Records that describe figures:
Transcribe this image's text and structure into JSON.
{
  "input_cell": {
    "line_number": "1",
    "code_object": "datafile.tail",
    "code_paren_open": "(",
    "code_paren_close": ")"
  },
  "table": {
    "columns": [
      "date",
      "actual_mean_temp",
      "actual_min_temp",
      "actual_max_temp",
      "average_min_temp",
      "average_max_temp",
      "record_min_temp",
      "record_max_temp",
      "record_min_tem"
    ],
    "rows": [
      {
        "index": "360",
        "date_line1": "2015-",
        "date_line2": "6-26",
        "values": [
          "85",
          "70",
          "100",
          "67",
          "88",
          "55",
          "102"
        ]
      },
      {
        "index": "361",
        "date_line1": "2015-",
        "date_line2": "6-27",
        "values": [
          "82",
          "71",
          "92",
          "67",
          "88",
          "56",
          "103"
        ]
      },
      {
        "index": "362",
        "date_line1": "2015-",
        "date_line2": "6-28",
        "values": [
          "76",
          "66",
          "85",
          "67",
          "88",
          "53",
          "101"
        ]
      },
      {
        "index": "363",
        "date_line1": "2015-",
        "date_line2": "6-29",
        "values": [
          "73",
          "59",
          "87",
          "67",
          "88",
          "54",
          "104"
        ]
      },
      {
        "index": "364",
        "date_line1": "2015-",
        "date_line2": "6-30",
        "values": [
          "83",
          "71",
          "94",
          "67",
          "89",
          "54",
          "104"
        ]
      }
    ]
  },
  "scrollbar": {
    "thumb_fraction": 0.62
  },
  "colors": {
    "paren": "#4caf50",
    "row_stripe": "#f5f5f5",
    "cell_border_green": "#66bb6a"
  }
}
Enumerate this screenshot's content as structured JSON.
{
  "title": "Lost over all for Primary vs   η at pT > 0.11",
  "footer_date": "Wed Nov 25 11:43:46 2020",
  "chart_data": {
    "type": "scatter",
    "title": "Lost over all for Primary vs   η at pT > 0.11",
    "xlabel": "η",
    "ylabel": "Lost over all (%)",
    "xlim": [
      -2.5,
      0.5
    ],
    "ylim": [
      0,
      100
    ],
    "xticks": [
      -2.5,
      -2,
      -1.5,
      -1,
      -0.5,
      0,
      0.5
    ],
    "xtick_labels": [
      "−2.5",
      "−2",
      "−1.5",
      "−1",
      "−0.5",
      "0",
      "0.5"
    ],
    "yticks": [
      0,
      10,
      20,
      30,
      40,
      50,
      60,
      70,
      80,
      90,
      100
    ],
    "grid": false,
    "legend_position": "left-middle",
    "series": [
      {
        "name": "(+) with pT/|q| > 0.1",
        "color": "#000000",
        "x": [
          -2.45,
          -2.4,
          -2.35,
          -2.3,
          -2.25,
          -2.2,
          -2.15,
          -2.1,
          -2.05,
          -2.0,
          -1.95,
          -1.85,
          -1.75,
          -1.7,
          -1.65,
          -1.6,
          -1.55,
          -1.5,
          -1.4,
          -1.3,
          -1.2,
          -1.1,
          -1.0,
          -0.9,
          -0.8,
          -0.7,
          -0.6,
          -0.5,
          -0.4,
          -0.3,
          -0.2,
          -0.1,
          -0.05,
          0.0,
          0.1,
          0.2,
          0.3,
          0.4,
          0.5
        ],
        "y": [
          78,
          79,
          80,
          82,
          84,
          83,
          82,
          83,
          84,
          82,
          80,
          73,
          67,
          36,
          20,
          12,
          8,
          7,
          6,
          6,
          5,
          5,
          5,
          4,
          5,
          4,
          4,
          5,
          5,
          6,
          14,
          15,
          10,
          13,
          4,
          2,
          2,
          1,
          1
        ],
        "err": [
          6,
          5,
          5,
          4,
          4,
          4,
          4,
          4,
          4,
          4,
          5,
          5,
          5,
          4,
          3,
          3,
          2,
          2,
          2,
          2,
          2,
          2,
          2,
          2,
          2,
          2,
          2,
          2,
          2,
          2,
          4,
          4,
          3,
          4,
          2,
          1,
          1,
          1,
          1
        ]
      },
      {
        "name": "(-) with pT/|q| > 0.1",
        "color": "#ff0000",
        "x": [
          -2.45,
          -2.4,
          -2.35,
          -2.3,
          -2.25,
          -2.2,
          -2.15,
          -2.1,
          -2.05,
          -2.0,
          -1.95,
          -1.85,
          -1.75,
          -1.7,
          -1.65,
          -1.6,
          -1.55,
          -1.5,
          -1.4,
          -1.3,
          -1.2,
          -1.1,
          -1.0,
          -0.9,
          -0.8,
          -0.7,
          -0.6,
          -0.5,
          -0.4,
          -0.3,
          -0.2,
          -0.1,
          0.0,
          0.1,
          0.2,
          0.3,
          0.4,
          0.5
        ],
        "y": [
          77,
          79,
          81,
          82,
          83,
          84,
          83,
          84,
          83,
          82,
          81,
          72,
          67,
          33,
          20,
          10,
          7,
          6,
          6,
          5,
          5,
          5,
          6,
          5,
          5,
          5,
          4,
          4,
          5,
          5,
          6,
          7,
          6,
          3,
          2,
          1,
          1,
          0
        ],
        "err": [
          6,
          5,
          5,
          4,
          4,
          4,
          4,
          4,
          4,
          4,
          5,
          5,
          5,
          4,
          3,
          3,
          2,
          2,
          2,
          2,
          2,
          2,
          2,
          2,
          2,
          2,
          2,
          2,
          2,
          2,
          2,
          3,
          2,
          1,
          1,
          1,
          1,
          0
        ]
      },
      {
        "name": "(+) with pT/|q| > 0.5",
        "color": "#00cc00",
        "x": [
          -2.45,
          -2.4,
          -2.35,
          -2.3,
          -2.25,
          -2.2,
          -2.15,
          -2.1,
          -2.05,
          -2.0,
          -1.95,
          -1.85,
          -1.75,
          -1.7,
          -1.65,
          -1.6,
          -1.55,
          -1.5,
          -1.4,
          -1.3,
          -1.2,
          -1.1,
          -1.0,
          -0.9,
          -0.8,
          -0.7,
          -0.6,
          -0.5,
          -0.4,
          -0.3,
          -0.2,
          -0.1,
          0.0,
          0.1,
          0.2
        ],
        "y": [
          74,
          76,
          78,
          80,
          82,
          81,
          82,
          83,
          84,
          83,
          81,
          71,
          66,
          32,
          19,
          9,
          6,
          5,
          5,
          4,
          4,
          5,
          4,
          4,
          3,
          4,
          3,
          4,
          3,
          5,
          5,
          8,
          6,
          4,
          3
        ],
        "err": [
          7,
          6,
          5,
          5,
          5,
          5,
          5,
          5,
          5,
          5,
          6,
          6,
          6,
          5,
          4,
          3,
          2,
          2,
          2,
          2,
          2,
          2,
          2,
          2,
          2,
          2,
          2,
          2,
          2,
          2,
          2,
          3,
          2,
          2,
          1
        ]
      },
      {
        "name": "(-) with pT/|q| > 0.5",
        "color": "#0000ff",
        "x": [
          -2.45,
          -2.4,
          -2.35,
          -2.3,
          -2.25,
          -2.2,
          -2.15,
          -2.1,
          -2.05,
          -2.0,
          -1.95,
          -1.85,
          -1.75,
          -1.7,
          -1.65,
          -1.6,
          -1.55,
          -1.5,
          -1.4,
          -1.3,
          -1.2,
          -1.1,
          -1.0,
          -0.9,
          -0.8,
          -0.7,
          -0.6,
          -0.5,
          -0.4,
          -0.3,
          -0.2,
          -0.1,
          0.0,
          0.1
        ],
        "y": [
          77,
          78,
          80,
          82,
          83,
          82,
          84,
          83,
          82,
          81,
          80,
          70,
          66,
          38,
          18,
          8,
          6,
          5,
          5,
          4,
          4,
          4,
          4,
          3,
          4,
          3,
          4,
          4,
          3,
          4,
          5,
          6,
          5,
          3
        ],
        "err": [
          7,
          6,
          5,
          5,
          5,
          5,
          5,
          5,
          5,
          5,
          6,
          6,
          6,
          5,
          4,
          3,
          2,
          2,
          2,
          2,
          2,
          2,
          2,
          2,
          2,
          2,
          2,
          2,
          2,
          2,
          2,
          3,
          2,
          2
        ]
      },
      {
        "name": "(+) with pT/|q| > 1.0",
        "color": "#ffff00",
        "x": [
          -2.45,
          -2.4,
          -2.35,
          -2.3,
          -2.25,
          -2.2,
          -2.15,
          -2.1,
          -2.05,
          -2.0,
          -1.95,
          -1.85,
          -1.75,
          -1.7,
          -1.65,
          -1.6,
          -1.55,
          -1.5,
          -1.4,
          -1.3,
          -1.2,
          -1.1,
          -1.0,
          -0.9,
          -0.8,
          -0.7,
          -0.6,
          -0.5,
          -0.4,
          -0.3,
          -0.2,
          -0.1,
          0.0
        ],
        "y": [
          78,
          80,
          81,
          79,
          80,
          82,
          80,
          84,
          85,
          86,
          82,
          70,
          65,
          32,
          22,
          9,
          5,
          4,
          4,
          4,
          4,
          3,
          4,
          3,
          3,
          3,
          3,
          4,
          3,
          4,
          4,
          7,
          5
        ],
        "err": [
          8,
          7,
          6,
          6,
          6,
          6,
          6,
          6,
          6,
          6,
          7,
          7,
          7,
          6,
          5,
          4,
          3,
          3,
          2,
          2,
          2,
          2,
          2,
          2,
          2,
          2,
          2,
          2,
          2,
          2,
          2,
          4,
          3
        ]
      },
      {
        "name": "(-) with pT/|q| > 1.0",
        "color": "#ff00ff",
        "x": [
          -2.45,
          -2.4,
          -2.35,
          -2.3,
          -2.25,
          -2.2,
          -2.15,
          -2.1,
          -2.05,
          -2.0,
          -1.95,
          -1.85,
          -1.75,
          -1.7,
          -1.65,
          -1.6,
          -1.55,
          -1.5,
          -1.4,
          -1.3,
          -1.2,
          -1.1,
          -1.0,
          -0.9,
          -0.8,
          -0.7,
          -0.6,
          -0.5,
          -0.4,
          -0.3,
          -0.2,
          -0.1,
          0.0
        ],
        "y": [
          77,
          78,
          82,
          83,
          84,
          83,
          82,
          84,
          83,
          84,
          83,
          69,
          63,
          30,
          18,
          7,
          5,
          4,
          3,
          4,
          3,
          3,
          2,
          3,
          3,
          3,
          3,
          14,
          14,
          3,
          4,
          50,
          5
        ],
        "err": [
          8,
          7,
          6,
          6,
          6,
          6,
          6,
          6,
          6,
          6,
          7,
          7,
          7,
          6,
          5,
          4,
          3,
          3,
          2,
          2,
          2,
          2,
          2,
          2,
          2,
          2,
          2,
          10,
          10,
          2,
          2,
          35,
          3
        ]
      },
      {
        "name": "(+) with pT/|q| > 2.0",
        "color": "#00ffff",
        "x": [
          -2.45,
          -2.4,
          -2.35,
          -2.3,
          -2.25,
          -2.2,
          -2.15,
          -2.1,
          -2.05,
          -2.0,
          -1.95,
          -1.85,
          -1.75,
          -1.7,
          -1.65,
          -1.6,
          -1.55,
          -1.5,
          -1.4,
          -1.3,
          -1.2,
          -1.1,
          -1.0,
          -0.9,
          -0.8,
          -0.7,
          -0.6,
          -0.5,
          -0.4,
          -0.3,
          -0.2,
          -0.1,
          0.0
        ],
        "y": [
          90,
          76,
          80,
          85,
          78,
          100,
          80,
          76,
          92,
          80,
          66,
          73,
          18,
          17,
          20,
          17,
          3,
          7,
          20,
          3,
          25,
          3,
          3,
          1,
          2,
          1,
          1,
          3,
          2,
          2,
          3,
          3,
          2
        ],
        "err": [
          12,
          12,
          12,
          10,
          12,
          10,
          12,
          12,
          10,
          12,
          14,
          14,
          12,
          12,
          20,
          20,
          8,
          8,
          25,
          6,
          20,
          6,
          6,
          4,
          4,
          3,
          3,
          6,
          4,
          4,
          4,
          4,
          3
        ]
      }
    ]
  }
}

Required work | Look through the entries and return every line where "this" appears.

Output of the exercise |
Transcribe this image's text and structure into JSON.
Enumerate this screenshot's content as structured JSON.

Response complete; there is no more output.